**Records shown**
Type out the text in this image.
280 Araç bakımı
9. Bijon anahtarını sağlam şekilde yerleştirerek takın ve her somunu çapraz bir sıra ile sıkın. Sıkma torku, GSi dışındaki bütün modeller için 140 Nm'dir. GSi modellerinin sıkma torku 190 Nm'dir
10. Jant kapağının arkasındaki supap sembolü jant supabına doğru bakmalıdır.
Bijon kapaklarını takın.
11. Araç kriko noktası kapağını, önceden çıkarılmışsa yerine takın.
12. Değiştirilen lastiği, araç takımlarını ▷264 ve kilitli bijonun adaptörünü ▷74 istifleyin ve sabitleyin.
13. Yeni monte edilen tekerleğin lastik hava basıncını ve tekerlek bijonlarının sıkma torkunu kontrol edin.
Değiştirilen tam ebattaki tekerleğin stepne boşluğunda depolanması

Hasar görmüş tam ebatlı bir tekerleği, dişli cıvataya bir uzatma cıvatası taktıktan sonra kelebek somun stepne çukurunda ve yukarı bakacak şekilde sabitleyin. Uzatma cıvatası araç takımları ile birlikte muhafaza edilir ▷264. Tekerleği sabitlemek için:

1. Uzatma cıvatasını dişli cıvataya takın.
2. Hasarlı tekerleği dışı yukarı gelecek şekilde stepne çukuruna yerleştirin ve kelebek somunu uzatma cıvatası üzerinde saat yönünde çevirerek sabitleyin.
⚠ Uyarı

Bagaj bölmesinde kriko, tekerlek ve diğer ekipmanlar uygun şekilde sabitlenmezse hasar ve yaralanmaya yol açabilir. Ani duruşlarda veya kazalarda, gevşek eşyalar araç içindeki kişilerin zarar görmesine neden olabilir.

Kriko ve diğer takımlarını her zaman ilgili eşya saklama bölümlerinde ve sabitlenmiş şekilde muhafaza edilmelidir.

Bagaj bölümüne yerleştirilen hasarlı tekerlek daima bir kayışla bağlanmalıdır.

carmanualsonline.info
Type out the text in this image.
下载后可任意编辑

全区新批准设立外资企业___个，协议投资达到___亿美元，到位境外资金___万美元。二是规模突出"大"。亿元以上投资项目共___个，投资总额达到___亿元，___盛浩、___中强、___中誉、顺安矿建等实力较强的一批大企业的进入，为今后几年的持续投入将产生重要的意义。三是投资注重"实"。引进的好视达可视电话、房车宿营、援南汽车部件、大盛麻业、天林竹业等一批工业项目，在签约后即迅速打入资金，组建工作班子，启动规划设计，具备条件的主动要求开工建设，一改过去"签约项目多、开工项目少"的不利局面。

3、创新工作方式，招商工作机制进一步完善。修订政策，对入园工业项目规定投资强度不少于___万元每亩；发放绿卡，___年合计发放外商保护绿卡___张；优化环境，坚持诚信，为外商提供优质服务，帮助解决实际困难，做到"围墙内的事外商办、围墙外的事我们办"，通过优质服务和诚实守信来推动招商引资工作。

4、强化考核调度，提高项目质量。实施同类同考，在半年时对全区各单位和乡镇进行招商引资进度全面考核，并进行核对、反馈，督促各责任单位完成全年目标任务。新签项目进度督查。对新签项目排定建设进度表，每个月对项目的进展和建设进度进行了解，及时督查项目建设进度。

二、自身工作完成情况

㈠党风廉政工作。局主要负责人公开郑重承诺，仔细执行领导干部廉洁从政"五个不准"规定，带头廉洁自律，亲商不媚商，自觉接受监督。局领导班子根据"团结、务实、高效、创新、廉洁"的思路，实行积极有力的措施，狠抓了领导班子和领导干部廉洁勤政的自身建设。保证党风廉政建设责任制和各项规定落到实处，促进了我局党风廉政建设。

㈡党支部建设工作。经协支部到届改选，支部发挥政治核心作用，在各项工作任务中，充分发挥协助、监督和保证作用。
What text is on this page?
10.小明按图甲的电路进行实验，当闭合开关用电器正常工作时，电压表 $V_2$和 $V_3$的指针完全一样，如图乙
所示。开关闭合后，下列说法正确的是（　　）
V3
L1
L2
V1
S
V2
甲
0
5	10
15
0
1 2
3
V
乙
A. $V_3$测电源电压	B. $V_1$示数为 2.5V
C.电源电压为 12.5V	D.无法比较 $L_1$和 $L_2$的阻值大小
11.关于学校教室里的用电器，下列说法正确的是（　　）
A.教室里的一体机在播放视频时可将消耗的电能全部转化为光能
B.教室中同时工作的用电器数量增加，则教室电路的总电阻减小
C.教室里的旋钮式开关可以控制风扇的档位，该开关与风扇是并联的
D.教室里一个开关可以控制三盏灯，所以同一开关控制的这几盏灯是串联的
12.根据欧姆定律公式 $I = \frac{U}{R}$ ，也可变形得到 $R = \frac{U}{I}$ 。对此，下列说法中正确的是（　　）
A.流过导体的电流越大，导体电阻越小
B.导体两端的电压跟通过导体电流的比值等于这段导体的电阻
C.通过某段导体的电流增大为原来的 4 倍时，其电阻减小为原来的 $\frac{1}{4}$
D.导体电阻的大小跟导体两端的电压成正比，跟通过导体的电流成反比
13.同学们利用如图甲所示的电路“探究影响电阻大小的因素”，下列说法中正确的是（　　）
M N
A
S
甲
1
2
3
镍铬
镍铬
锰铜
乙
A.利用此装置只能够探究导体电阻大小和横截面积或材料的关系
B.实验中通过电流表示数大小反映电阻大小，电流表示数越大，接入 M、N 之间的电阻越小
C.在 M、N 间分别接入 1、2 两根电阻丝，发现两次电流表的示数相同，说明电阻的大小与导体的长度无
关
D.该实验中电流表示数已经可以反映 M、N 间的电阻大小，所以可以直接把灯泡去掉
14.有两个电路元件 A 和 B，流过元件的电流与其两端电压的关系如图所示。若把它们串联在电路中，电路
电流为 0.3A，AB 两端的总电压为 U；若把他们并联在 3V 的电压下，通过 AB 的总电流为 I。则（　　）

**Your objective**
Which lines hold the string "下列说法中正确的是"? List them all.

**Answer to this task**
12.根据欧姆定律公式 $I = \frac{U}{R}$ ，也可变形得到 $R = \frac{U}{I}$ 。对此，下列说法中正确的是（　　）
13.同学们利用如图甲所示的电路“探究影响电阻大小的因素”，下列说法中正确的是（　　）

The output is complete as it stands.